Records that describe figures

— start —

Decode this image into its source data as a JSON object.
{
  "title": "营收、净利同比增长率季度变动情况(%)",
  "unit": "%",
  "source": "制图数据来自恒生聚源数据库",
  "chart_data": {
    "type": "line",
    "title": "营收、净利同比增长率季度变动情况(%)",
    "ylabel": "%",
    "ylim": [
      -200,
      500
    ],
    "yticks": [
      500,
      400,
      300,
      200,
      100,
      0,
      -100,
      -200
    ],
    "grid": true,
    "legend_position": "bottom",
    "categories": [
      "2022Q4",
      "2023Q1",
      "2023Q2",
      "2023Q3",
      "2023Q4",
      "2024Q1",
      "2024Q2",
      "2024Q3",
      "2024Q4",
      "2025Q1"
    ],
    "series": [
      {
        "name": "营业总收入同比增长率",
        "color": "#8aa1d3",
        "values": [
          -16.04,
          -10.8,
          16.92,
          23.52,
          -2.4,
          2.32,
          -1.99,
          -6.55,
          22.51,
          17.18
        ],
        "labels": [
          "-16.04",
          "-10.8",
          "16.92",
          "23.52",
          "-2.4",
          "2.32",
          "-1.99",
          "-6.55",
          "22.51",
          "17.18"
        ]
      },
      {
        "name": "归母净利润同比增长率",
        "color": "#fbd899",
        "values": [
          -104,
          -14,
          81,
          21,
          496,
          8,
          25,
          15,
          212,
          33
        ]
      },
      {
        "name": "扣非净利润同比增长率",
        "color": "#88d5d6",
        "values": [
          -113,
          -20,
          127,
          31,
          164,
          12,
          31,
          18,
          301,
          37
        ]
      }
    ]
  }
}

— end —

Transcribe the whole listing with nothing added or left out.

(Full output)
Decode this image into its source data as a JSON object.
{
  "title": "营收、净利同比增长率季度变动情况(%)",
  "unit": "%",
  "source": "制图数据来自恒生聚源数据库",
  "chart_data": {
    "type": "line",
    "title": "营收、净利同比增长率季度变动情况(%)",
    "ylabel": "%",
    "ylim": [
      -200,
      500
    ],
    "yticks": [
      500,
      400,
      300,
      200,
      100,
      0,
      -100,
      -200
    ],
    "grid": true,
    "legend_position": "bottom",
    "categories": [
      "2022Q4",
      "2023Q1",
      "2023Q2",
      "2023Q3",
      "2023Q4",
      "2024Q1",
      "2024Q2",
      "2024Q3",
      "2024Q4",
      "2025Q1"
    ],
    "series": [
      {
        "name": "营业总收入同比增长率",
        "color": "#8aa1d3",
        "values": [
          -16.04,
          -10.8,
          16.92,
          23.52,
          -2.4,
          2.32,
          -1.99,
          -6.55,
          22.51,
          17.18
        ],
        "labels": [
          "-16.04",
          "-10.8",
          "16.92",
          "23.52",
          "-2.4",
          "2.32",
          "-1.99",
          "-6.55",
          "22.51",
          "17.18"
        ]
      },
      {
        "name": "归母净利润同比增长率",
        "color": "#fbd899",
        "values": [
          -104,
          -14,
          81,
          21,
          496,
          8,
          25,
          15,
          212,
          33
        ]
      },
      {
        "name": "扣非净利润同比增长率",
        "color": "#88d5d6",
        "values": [
          -113,
          -20,
          127,
          31,
          164,
          12,
          31,
          18,
          301,
          37
        ]
      }
    ]
  }
}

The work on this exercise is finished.